Print the entries in full, word for word, but not the pictures.

── MATERIAL PROVIDED ──

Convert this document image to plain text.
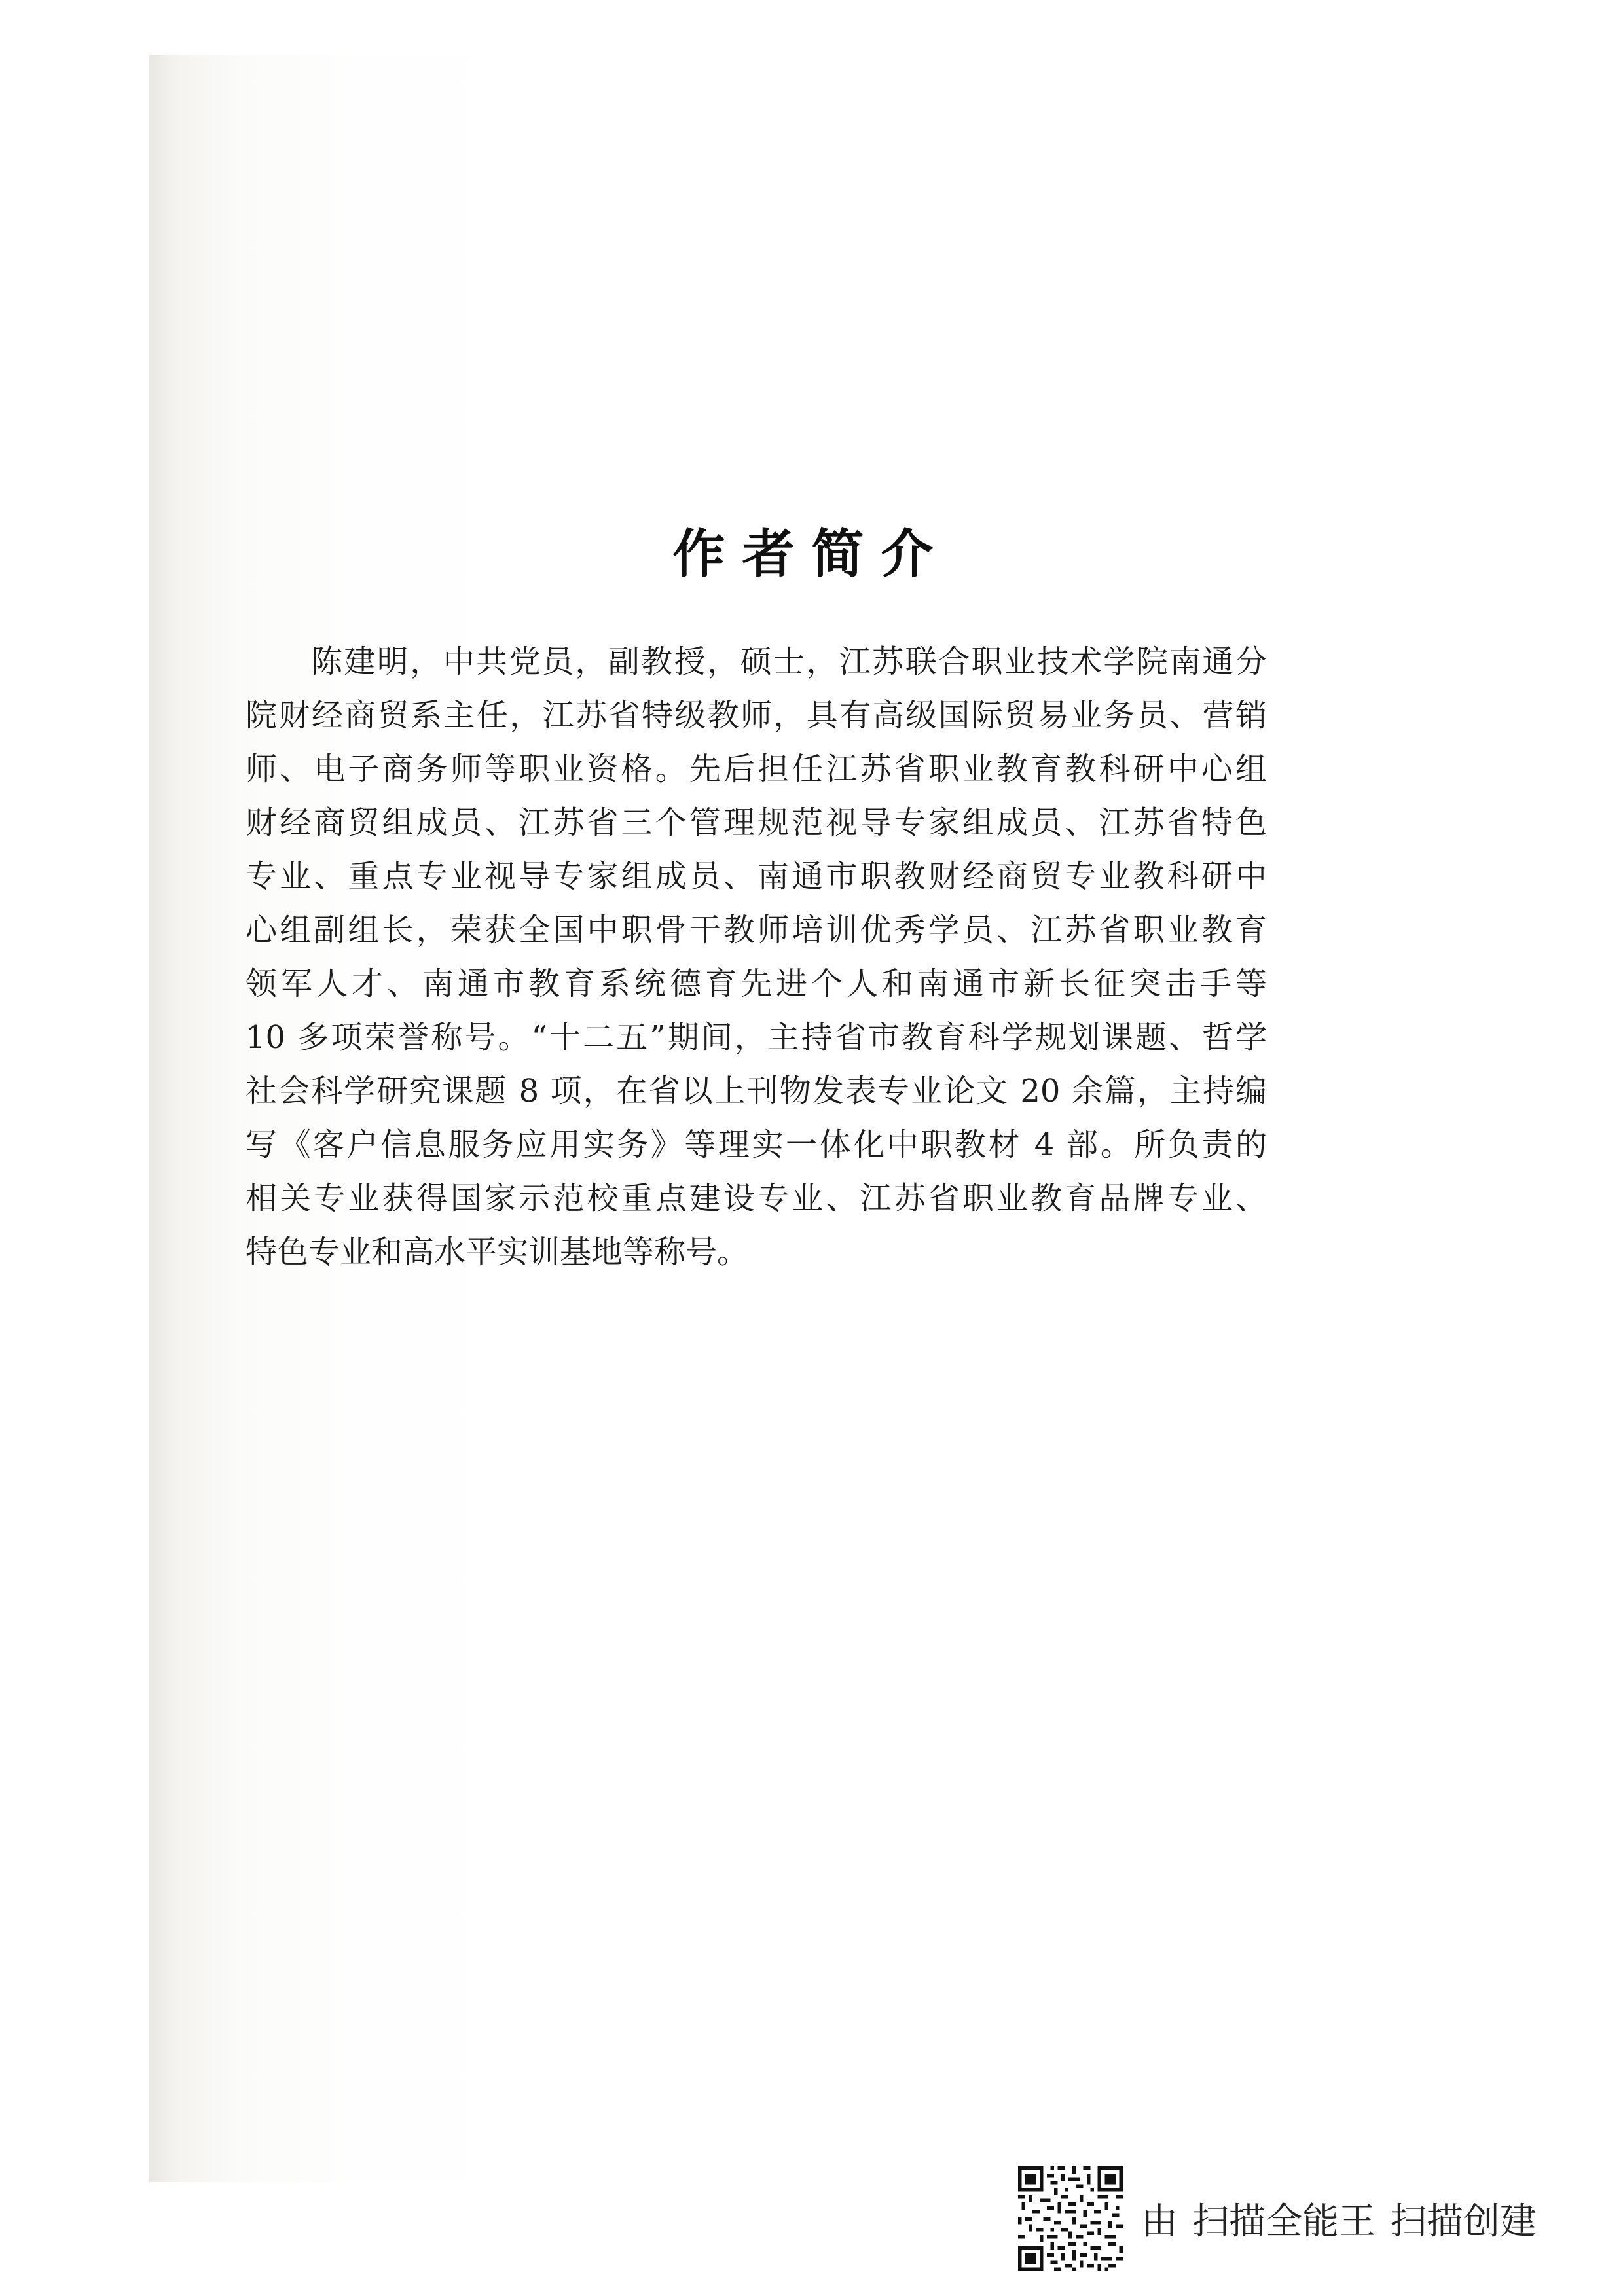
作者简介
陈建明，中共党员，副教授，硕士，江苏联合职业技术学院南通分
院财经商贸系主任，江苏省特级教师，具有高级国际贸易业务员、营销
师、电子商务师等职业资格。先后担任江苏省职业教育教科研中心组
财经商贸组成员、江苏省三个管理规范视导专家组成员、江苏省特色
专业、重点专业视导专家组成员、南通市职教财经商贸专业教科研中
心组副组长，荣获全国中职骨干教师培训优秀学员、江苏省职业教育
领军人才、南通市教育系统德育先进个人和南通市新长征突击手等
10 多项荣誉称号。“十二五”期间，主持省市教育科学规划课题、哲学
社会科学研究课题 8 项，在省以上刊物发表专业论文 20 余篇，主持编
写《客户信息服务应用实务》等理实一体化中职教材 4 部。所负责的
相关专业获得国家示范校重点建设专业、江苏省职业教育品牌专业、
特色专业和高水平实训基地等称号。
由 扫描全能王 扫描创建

───

FINISHED TASK -
Convert this document image to plain text.
作者简介
陈建明，中共党员，副教授，硕士，江苏联合职业技术学院南通分
院财经商贸系主任，江苏省特级教师，具有高级国际贸易业务员、营销
师、电子商务师等职业资格。先后担任江苏省职业教育教科研中心组
财经商贸组成员、江苏省三个管理规范视导专家组成员、江苏省特色
专业、重点专业视导专家组成员、南通市职教财经商贸专业教科研中
心组副组长，荣获全国中职骨干教师培训优秀学员、江苏省职业教育
领军人才、南通市教育系统德育先进个人和南通市新长征突击手等
10 多项荣誉称号。“十二五”期间，主持省市教育科学规划课题、哲学
社会科学研究课题 8 项，在省以上刊物发表专业论文 20 余篇，主持编
写《客户信息服务应用实务》等理实一体化中职教材 4 部。所负责的
相关专业获得国家示范校重点建设专业、江苏省职业教育品牌专业、
特色专业和高水平实训基地等称号。
由 扫描全能王 扫描创建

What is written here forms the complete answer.